### SHORT PROBLEM
Output the data exactly, with every line intact.
━━━ MATERIAL TO PROCESS ━━━
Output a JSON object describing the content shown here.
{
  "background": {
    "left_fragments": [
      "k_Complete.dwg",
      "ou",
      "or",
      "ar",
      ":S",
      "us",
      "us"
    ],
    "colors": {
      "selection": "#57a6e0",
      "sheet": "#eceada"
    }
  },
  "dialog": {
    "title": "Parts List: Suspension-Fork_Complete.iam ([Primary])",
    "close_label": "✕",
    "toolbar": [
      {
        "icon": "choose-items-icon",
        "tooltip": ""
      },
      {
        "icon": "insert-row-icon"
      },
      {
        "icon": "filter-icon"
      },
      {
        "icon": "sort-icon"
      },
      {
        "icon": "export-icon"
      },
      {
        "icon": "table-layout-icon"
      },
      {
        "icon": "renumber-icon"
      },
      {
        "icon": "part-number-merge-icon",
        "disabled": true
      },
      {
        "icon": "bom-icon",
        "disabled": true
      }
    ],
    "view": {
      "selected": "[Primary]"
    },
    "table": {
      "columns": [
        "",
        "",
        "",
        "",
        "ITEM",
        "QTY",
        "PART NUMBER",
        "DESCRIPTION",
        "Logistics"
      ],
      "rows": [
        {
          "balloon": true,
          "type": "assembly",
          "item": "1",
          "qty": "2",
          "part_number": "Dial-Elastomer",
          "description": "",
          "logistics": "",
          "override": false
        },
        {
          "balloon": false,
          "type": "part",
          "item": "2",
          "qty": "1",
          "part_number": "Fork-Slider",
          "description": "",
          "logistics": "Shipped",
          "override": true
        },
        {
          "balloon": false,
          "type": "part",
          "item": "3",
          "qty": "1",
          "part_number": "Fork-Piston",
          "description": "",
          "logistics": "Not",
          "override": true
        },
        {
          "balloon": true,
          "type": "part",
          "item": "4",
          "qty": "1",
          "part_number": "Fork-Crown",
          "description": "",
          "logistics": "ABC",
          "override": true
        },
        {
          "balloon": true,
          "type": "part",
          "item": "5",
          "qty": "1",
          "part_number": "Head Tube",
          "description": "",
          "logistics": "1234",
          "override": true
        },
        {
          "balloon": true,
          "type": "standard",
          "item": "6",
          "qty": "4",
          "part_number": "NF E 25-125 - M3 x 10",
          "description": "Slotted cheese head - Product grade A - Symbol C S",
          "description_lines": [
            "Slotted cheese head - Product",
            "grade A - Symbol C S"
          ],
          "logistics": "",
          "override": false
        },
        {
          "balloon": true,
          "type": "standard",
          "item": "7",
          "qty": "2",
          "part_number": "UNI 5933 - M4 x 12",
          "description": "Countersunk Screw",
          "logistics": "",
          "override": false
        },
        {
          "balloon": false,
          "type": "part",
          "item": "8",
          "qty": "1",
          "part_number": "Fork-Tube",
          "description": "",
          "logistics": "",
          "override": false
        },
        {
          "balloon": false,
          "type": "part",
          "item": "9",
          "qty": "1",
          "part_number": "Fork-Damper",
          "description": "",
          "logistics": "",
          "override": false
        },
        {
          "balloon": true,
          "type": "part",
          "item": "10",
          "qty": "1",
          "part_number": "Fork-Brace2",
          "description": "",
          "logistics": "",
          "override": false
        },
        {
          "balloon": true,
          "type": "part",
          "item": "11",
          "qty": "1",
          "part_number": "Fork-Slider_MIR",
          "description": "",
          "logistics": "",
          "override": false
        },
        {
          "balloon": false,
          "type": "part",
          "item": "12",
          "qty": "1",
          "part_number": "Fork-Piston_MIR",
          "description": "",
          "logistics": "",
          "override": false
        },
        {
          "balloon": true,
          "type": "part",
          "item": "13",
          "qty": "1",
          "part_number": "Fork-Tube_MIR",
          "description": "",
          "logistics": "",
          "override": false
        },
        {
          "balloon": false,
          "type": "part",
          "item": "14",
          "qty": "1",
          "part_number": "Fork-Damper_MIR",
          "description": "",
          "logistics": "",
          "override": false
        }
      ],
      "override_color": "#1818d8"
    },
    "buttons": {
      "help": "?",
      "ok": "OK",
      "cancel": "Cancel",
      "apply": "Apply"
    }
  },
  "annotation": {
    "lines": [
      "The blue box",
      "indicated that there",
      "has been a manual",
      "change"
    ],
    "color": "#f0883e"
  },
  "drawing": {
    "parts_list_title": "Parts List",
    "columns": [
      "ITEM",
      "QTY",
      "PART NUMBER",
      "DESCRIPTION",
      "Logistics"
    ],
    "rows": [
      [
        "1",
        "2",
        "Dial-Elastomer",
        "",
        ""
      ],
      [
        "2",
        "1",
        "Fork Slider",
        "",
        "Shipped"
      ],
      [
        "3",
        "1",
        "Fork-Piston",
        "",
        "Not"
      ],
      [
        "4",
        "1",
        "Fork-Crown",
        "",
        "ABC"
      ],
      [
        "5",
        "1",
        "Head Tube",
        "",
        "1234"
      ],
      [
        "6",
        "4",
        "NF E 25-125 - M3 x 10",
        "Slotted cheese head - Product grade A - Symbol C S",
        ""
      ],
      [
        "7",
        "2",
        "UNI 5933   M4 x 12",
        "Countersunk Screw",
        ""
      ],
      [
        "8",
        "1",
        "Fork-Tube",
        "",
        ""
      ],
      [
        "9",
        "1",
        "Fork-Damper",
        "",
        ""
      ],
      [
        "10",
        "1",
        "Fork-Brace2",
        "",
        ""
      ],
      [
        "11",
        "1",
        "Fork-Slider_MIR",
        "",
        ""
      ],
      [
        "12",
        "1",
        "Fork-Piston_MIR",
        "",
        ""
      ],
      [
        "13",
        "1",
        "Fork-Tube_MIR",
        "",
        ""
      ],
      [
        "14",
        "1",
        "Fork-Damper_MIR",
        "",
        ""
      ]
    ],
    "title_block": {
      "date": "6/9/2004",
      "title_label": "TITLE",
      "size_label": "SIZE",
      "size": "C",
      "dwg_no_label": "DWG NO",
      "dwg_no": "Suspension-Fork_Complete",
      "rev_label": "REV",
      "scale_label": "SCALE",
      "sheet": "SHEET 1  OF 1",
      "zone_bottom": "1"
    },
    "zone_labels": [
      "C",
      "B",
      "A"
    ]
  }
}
━━━
### WRITTEN ANSWER
Output a JSON object describing the content shown here.
{
  "background": {
    "left_fragments": [
      "k_Complete.dwg",
      "ou",
      "or",
      "ar",
      ":S",
      "us",
      "us"
    ],
    "colors": {
      "selection": "#57a6e0",
      "sheet": "#eceada"
    }
  },
  "dialog": {
    "title": "Parts List: Suspension-Fork_Complete.iam ([Primary])",
    "close_label": "✕",
    "toolbar": [
      {
        "icon": "choose-items-icon",
        "tooltip": ""
      },
      {
        "icon": "insert-row-icon"
      },
      {
        "icon": "filter-icon"
      },
      {
        "icon": "sort-icon"
      },
      {
        "icon": "export-icon"
      },
      {
        "icon": "table-layout-icon"
      },
      {
        "icon": "renumber-icon"
      },
      {
        "icon": "part-number-merge-icon",
        "disabled": true
      },
      {
        "icon": "bom-icon",
        "disabled": true
      }
    ],
    "view": {
      "selected": "[Primary]"
    },
    "table": {
      "columns": [
        "",
        "",
        "",
        "",
        "ITEM",
        "QTY",
        "PART NUMBER",
        "DESCRIPTION",
        "Logistics"
      ],
      "rows": [
        {
          "balloon": true,
          "type": "assembly",
          "item": "1",
          "qty": "2",
          "part_number": "Dial-Elastomer",
          "description": "",
          "logistics": "",
          "override": false
        },
        {
          "balloon": false,
          "type": "part",
          "item": "2",
          "qty": "1",
          "part_number": "Fork-Slider",
          "description": "",
          "logistics": "Shipped",
          "override": true
        },
        {
          "balloon": false,
          "type": "part",
          "item": "3",
          "qty": "1",
          "part_number": "Fork-Piston",
          "description": "",
          "logistics": "Not",
          "override": true
        },
        {
          "balloon": true,
          "type": "part",
          "item": "4",
          "qty": "1",
          "part_number": "Fork-Crown",
          "description": "",
          "logistics": "ABC",
          "override": true
        },
        {
          "balloon": true,
          "type": "part",
          "item": "5",
          "qty": "1",
          "part_number": "Head Tube",
          "description": "",
          "logistics": "1234",
          "override": true
        },
        {
          "balloon": true,
          "type": "standard",
          "item": "6",
          "qty": "4",
          "part_number": "NF E 25-125 - M3 x 10",
          "description": "Slotted cheese head - Product grade A - Symbol C S",
          "description_lines": [
            "Slotted cheese head - Product",
            "grade A - Symbol C S"
          ],
          "logistics": "",
          "override": false
        },
        {
          "balloon": true,
          "type": "standard",
          "item": "7",
          "qty": "2",
          "part_number": "UNI 5933 - M4 x 12",
          "description": "Countersunk Screw",
          "logistics": "",
          "override": false
        },
        {
          "balloon": false,
          "type": "part",
          "item": "8",
          "qty": "1",
          "part_number": "Fork-Tube",
          "description": "",
          "logistics": "",
          "override": false
        },
        {
          "balloon": false,
          "type": "part",
          "item": "9",
          "qty": "1",
          "part_number": "Fork-Damper",
          "description": "",
          "logistics": "",
          "override": false
        },
        {
          "balloon": true,
          "type": "part",
          "item": "10",
          "qty": "1",
          "part_number": "Fork-Brace2",
          "description": "",
          "logistics": "",
          "override": false
        },
        {
          "balloon": true,
          "type": "part",
          "item": "11",
          "qty": "1",
          "part_number": "Fork-Slider_MIR",
          "description": "",
          "logistics": "",
          "override": false
        },
        {
          "balloon": false,
          "type": "part",
          "item": "12",
          "qty": "1",
          "part_number": "Fork-Piston_MIR",
          "description": "",
          "logistics": "",
          "override": false
        },
        {
          "balloon": true,
          "type": "part",
          "item": "13",
          "qty": "1",
          "part_number": "Fork-Tube_MIR",
          "description": "",
          "logistics": "",
          "override": false
        },
        {
          "balloon": false,
          "type": "part",
          "item": "14",
          "qty": "1",
          "part_number": "Fork-Damper_MIR",
          "description": "",
          "logistics": "",
          "override": false
        }
      ],
      "override_color": "#1818d8"
    },
    "buttons": {
      "help": "?",
      "ok": "OK",
      "cancel": "Cancel",
      "apply": "Apply"
    }
  },
  "annotation": {
    "lines": [
      "The blue box",
      "indicated that there",
      "has been a manual",
      "change"
    ],
    "color": "#f0883e"
  },
  "drawing": {
    "parts_list_title": "Parts List",
    "columns": [
      "ITEM",
      "QTY",
      "PART NUMBER",
      "DESCRIPTION",
      "Logistics"
    ],
    "rows": [
      [
        "1",
        "2",
        "Dial-Elastomer",
        "",
        ""
      ],
      [
        "2",
        "1",
        "Fork Slider",
        "",
        "Shipped"
      ],
      [
        "3",
        "1",
        "Fork-Piston",
        "",
        "Not"
      ],
      [
        "4",
        "1",
        "Fork-Crown",
        "",
        "ABC"
      ],
      [
        "5",
        "1",
        "Head Tube",
        "",
        "1234"
      ],
      [
        "6",
        "4",
        "NF E 25-125 - M3 x 10",
        "Slotted cheese head - Product grade A - Symbol C S",
        ""
      ],
      [
        "7",
        "2",
        "UNI 5933   M4 x 12",
        "Countersunk Screw",
        ""
      ],
      [
        "8",
        "1",
        "Fork-Tube",
        "",
        ""
      ],
      [
        "9",
        "1",
        "Fork-Damper",
        "",
        ""
      ],
      [
        "10",
        "1",
        "Fork-Brace2",
        "",
        ""
      ],
      [
        "11",
        "1",
        "Fork-Slider_MIR",
        "",
        ""
      ],
      [
        "12",
        "1",
        "Fork-Piston_MIR",
        "",
        ""
      ],
      [
        "13",
        "1",
        "Fork-Tube_MIR",
        "",
        ""
      ],
      [
        "14",
        "1",
        "Fork-Damper_MIR",
        "",
        ""
      ]
    ],
    "title_block": {
      "date": "6/9/2004",
      "title_label": "TITLE",
      "size_label": "SIZE",
      "size": "C",
      "dwg_no_label": "DWG NO",
      "dwg_no": "Suspension-Fork_Complete",
      "rev_label": "REV",
      "scale_label": "SCALE",
      "sheet": "SHEET 1  OF 1",
      "zone_bottom": "1"
    },
    "zone_labels": [
      "C",
      "B",
      "A"
    ]
  }
}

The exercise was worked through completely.